▸ **Requirement A**
Reproduce word for word the part of the forum thread on draw length for rabbit hunting that runs from "Can I generate enough energy/power with" up to and including "such game ?".

# Can I Generate Enough Energy/power.....



## fsa46 (Jul 8, 2012)

Can I generate enough energy/power with a 27" draw to kill rabbits at 30' and closer ?

I'm getting pretty consistent shooting, for me, ( 7 out of 10 ) and would like to hunt some rabbits with the SS this Fall/Winter. However, I am concerned that with a 27" draw I may not generate energy/power to kill humanely. I haven't got a chrony but have reviewed many posts of tests, but most are over 27".

What do you feel would be the minimum FPS required for taking such game ?

What are your thoughts on this subject.


----------



## newconvert (Dec 12, 2011)

that draw should be adequate, it all goes back to the basics, the right bands or tubes, best length for performance, match ammo to bands, more consistency in the shooting 7 out of 10 is questionable, patience. if you have any doubts, than maybe try partial of full butterfly. a big part of hunting/target shooting is confidence, so any weakness you feel you might have find a way to become comfortable, look at my contest for power shooting
"Put Up or Shut up", some excellent examples of really impressive shooters there!


----------



## M.J (Nov 1, 2010)

A member on here named Philly draws that short and has taken plenty of game. You might look through his content to find his setup.


----------



## fsa46 (Jul 8, 2012)

M_J said:


> A member on here named Philly draws that short and has taken plenty of game. You might look through his content to find his setup.


Thanks MJ...I checked it out and found some useful info that I was looking for.


----------



## pop shot (Sep 29, 2011)

you'll be fine. just practice, practice, practice. and use lead or steel.


----------



## Berkshire bred (Mar 4, 2012)

that will be a fine draw as long as the bands are the right length and you are using the right ammo for the bands. i have always found that having a lot of speed is good but being able to hit the right place on the animal is even better.


----------

▸ **Requirement B**
In the listing, change "ref-lead" to "ref-line" from the start of the listing up to and including the line with "block-10-ref-lead: [1264, 1218, 1282, 1246]", keeping everything else unchanged. Return only those lines.

▸ **Listing**
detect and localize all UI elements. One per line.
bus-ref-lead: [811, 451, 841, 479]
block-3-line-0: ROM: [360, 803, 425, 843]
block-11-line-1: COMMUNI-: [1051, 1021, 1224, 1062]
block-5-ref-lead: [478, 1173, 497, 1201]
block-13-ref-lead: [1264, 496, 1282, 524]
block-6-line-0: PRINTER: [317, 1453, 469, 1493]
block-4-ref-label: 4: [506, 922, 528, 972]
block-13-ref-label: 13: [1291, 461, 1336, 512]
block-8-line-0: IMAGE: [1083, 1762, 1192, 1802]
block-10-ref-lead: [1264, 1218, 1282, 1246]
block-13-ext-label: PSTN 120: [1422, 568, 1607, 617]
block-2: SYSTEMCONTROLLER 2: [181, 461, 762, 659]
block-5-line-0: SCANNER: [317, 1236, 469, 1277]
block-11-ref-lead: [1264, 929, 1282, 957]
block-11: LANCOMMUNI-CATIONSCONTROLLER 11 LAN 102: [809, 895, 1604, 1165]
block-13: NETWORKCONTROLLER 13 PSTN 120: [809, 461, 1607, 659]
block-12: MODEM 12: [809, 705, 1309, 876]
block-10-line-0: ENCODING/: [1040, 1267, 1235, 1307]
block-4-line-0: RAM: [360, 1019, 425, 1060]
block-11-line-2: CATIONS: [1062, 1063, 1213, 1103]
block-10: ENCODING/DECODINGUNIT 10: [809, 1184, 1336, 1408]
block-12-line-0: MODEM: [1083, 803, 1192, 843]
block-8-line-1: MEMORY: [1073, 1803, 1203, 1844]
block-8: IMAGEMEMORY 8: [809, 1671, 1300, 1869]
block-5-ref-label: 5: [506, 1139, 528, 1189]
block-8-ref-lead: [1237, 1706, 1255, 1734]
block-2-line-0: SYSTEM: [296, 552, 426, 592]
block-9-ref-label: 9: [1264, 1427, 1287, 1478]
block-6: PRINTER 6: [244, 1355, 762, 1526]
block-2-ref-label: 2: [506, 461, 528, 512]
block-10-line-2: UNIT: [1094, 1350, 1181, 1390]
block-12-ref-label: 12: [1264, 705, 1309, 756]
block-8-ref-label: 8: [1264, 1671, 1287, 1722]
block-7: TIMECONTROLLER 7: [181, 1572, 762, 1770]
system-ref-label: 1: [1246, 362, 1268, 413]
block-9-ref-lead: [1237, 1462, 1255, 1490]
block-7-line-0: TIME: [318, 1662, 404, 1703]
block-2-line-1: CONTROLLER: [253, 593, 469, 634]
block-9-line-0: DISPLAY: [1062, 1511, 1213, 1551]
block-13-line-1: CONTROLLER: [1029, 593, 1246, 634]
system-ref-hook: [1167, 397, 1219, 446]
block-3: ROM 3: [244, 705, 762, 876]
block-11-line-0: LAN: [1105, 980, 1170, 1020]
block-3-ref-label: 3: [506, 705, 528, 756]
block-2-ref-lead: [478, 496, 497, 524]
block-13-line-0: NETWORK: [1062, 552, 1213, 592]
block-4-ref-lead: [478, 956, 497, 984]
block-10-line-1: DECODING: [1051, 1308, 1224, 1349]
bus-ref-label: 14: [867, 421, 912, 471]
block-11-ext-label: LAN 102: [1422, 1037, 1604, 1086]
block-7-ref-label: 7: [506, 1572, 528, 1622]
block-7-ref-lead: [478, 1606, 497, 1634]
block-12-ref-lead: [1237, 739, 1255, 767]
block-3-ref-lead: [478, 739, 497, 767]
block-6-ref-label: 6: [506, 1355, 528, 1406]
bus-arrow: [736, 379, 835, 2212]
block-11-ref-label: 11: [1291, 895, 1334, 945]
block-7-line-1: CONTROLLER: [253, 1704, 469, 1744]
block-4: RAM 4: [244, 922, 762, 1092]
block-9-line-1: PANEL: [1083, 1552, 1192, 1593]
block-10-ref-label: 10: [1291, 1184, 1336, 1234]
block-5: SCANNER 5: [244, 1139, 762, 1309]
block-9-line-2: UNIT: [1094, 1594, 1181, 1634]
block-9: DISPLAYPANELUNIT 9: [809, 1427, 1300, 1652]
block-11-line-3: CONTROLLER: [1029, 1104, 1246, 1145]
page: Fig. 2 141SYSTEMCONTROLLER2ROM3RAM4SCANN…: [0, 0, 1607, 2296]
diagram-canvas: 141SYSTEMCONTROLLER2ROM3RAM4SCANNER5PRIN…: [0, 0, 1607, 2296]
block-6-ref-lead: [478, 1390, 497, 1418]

▸ **Output A**
Can I generate enough energy/power with a 27" draw to kill rabbits at 30' and closer ?

I'm getting pretty consistent shooting, for me, ( 7 out of 10 ) and would like to hunt some rabbits with the SS this Fall/Winter. However, I am concerned that with a 27" draw I may not generate energy/power to kill humanely. I haven't got a chrony but have reviewed many posts of tests, but most are over 27".

What do you feel would be the minimum FPS required for taking such game ?

▸ **Output B**
detect and localize all UI elements. One per line.
bus-ref-line: [811, 451, 841, 479]
block-3-line-0: ROM: [360, 803, 425, 843]
block-11-line-1: COMMUNI-: [1051, 1021, 1224, 1062]
block-5-ref-line: [478, 1173, 497, 1201]
block-13-ref-line: [1264, 496, 1282, 524]
block-6-line-0: PRINTER: [317, 1453, 469, 1493]
block-4-ref-label: 4: [506, 922, 528, 972]
block-13-ref-label: 13: [1291, 461, 1336, 512]
block-8-line-0: IMAGE: [1083, 1762, 1192, 1802]
block-10-ref-line: [1264, 1218, 1282, 1246]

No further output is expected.